[BEGIN MATERIAL SHOWN]
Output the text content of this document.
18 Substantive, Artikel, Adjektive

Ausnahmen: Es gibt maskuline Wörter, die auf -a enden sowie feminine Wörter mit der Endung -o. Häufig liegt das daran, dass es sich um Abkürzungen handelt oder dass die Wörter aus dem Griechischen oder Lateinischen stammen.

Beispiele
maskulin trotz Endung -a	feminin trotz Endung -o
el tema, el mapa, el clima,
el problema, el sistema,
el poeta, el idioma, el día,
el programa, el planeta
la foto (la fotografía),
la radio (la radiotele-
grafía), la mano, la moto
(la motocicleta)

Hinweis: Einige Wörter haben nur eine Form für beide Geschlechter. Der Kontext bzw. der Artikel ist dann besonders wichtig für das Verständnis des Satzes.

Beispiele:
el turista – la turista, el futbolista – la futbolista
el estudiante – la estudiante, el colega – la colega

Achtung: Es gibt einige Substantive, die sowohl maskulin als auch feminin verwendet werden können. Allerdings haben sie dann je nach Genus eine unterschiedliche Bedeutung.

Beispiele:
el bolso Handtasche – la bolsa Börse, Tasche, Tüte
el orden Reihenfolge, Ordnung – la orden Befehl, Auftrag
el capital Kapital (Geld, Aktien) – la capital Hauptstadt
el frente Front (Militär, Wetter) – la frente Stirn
[END MATERIAL SHOWN]
[BEGIN MATERIAL SHOWN]
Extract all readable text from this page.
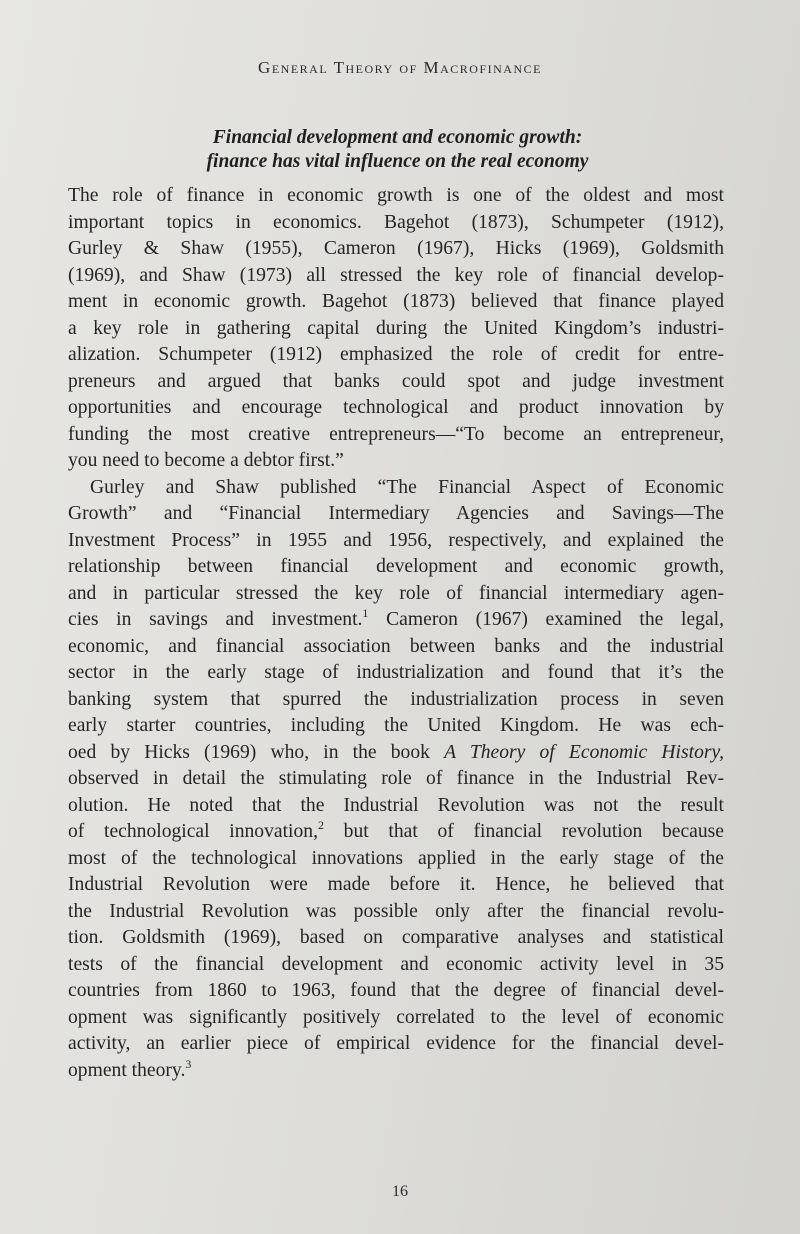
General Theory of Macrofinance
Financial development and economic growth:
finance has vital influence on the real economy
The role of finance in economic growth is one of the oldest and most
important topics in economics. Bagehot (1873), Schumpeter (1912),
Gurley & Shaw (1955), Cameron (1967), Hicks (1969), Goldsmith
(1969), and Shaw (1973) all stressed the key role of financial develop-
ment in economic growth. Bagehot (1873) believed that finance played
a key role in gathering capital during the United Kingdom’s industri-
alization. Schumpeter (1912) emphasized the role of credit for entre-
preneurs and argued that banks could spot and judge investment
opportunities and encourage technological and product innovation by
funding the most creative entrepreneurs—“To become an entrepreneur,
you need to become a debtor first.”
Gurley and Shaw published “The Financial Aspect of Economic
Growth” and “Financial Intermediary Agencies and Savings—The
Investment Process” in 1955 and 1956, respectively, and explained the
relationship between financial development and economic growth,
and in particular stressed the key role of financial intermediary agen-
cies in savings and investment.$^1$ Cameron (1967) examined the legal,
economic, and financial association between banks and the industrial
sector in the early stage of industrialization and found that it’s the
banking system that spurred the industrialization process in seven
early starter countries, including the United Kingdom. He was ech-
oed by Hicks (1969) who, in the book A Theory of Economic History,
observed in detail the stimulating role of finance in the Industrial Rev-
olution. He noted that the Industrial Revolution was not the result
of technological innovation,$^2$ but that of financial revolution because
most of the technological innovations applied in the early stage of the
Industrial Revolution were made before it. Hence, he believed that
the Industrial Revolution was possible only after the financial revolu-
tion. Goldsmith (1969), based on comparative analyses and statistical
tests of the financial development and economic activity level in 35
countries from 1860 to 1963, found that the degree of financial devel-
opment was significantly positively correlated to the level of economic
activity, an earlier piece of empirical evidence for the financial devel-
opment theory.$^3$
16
[END MATERIAL SHOWN]
◆ **AIM**
From the entries above, extract each line containing "capital".

◆ **OUTPUT FOR THIS TASK**
el capital Kapital (Geld, Aktien) – la capital Hauptstadt
a key role in gathering capital during the United Kingdom’s industri-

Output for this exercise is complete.